Set task
Pull out every line with the word "Veronica" from the entries below.

====== Supplied records

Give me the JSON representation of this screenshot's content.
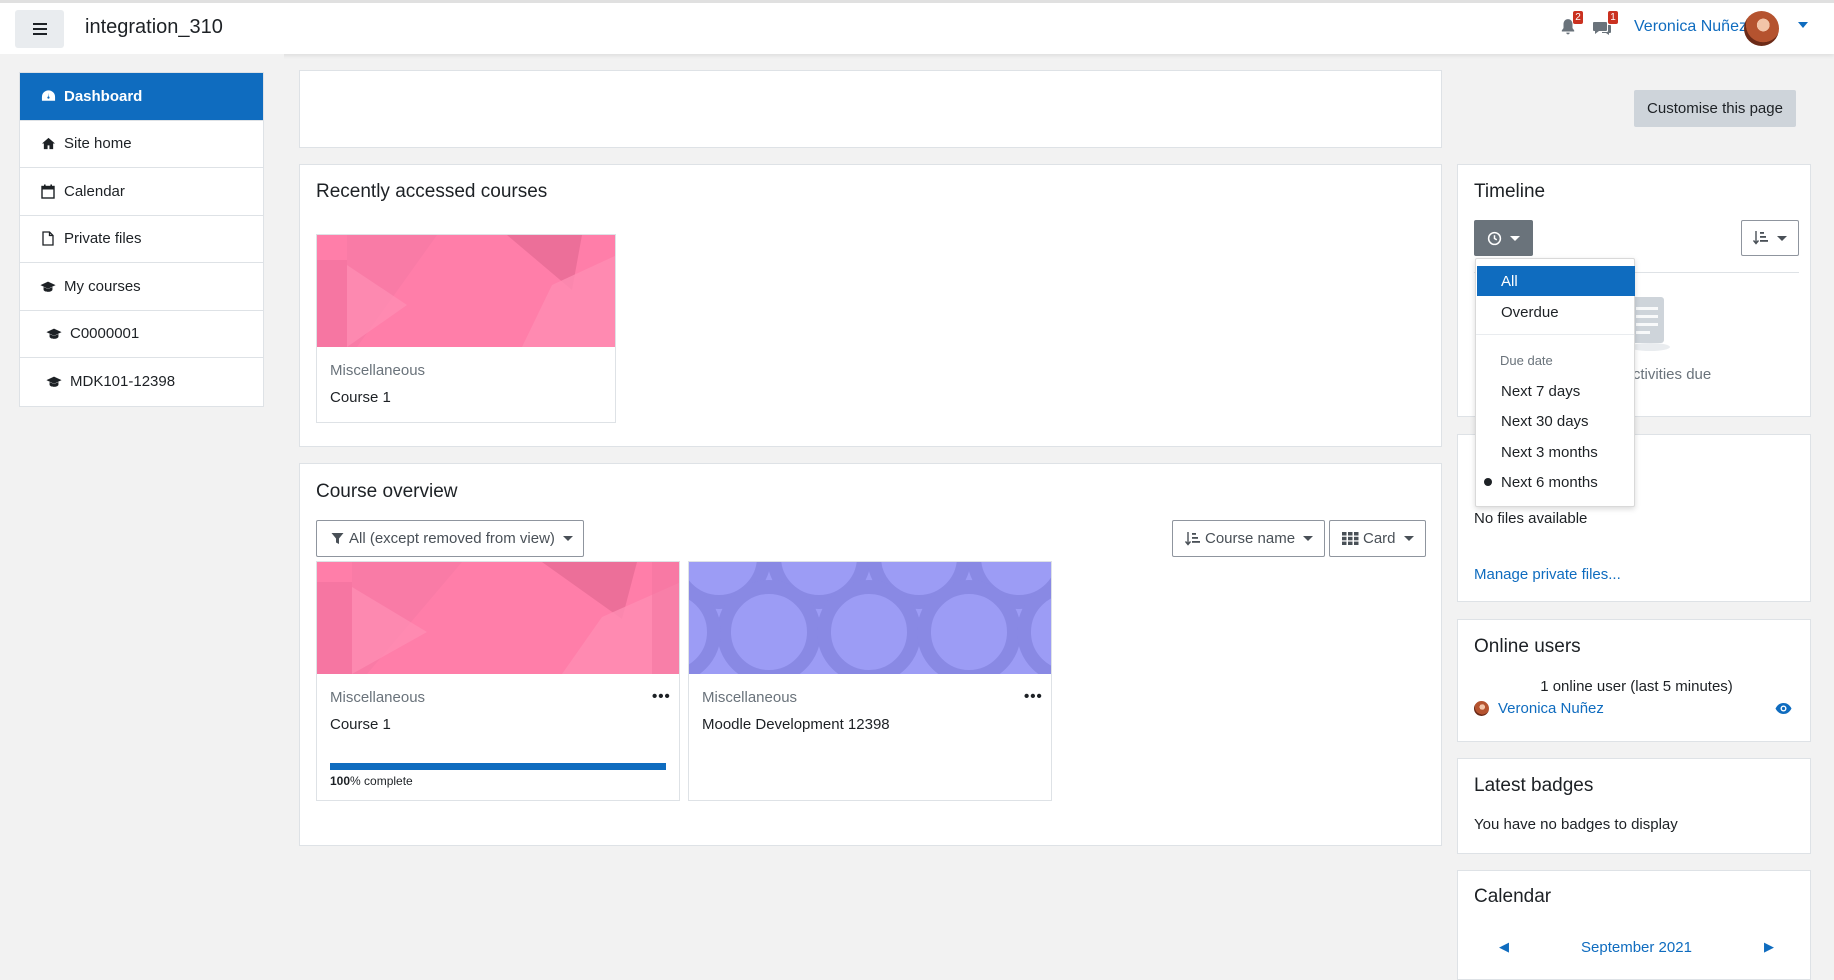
{
  "header": {
    "site_name": "integration_310",
    "notifications_count": "2",
    "messages_count": "1",
    "user_name": "Veronica Nuñez"
  },
  "nav": {
    "items": [
      {
        "label": "Dashboard",
        "icon": "dashboard-icon",
        "active": true
      },
      {
        "label": "Site home",
        "icon": "home-icon"
      },
      {
        "label": "Calendar",
        "icon": "calendar-icon"
      },
      {
        "label": "Private files",
        "icon": "file-icon"
      },
      {
        "label": "My courses",
        "icon": "graduation-cap-icon"
      },
      {
        "label": "C0000001",
        "icon": "graduation-cap-icon"
      },
      {
        "label": "MDK101-12398",
        "icon": "graduation-cap-icon"
      }
    ]
  },
  "page": {
    "customise_label": "Customise this page"
  },
  "recent": {
    "title": "Recently accessed courses",
    "courses": [
      {
        "category": "Miscellaneous",
        "name": "Course 1"
      }
    ]
  },
  "overview": {
    "title": "Course overview",
    "filter_label": "All (except removed from view)",
    "sort_label": "Course name",
    "view_label": "Card",
    "courses": [
      {
        "category": "Miscellaneous",
        "name": "Course 1",
        "progress_percent": "100",
        "progress_suffix": "% complete",
        "progress_value": 100
      },
      {
        "category": "Miscellaneous",
        "name": "Moodle Development 12398"
      }
    ]
  },
  "timeline": {
    "title": "Timeline",
    "empty_text_partial": "g activities due",
    "menu": {
      "items": [
        {
          "label": "All",
          "selected": true
        },
        {
          "label": "Overdue"
        }
      ],
      "header": "Due date",
      "date_items": [
        {
          "label": "Next 7 days"
        },
        {
          "label": "Next 30 days"
        },
        {
          "label": "Next 3 months"
        },
        {
          "label": "Next 6 months",
          "checked": true
        }
      ]
    }
  },
  "private_files": {
    "empty_text": "No files available",
    "manage_link": "Manage private files..."
  },
  "online_users": {
    "title": "Online users",
    "summary": "1 online user (last 5 minutes)",
    "users": [
      {
        "name": "Veronica Nuñez"
      }
    ]
  },
  "badges": {
    "title": "Latest badges",
    "empty_text": "You have no badges to display"
  },
  "calendar": {
    "title": "Calendar",
    "month": "September 2021"
  },
  "colors": {
    "primary": "#0f6cbf",
    "badge_red": "#ca3120"
  }
}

============

Solution for this problem
    "user_name": "Veronica Nuñez"
        "name": "Veronica Nuñez"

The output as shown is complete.